## Begin
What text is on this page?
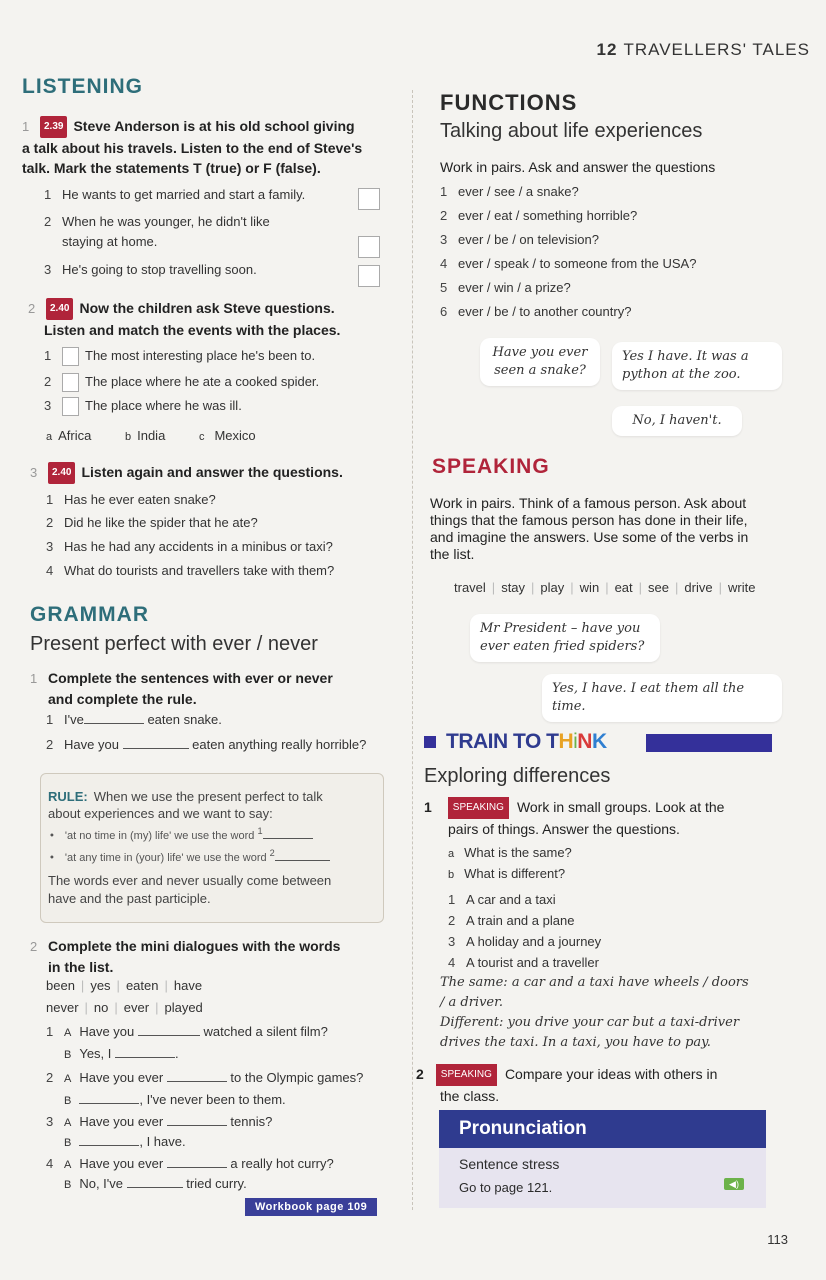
12 TRAVELLERS' TALES
LISTENING
1 2.39 Steve Anderson is at his old school giving
a talk about his travels. Listen to the end of Steve's
talk. Mark the statements T (true) or F (false).
1 He wants to get married and start a family.
2 When he was younger, he didn't like
staying at home.
3 He's going to stop travelling soon.
2 2.40 Now the children ask Steve questions.
Listen and match the events with the places.
1	The most interesting place he's been to.
2	The place where he ate a cooked spider.
3	The place where he was ill.
a Africa	b India	c Mexico
3 2.40 Listen again and answer the questions.
1 Has he ever eaten snake?
2 Did he like the spider that he ate?
3 Has he had any accidents in a minibus or taxi?
4 What do tourists and travellers take with them?
GRAMMAR
Present perfect with ever / never
1 Complete the sentences with ever or never
and complete the rule.
1 I've	eaten snake.
2 Have you	eaten anything really horrible?
RULE: When we use the present perfect to talk
about experiences and we want to say:
• 'at no time in (my) life' we use the word $^1$
• 'at any time in (your) life' we use the word $^2$
The words ever and never usually come between
have and the past participle.
2 Complete the mini dialogues with the words
in the list.
been | yes | eaten | have
never | no | ever | played
1 A Have you	watched a silent film?
B Yes, I	.
2 A Have you ever	to the Olympic games?
B	, I've never been to them.
3 A Have you ever	tennis?
B	, I have.
4 A Have you ever	a really hot curry?
B No, I've	tried curry.
Workbook page 109
FUNCTIONS
Talking about life experiences
Work in pairs. Ask and answer the questions
1 ever / see / a snake?
2 ever / eat / something horrible?
3 ever / be / on television?
4 ever / speak / to someone from the USA?
5 ever / win / a prize?
6 ever / be / to another country?
Have you ever
seen a snake?
Yes I have. It was a
python at the zoo.
No, I haven't.
SPEAKING
Work in pairs. Think of a famous person. Ask about
things that the famous person has done in their life,
and imagine the answers. Use some of the verbs in
the list.
travel | stay | play | win | eat | see | drive | write
Mr President – have you
ever eaten fried spiders?
Yes, I have. I eat them all the time.
TRAIN TO THiNK
Exploring differences
1 SPEAKING Work in small groups. Look at the
pairs of things. Answer the questions.
a What is the same?
b What is different?
1 A car and a taxi
2 A train and a plane
3 A holiday and a journey
4 A tourist and a traveller
The same: a car and a taxi have wheels / doors
/ a driver.
Different: you drive your car but a taxi-driver
drives the taxi. In a taxi, you have to pay.
2 SPEAKING Compare your ideas with others in
the class.
Pronunciation
Sentence stress
Go to page 121.	◀)
113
## End
◆ Directive: Gather up, from the records above, each line where the word "them" appears.

◆ Result for this exercise:
4 What do tourists and travellers take with them?
B	, I've never been to them.
Yes, I have. I eat them all the time.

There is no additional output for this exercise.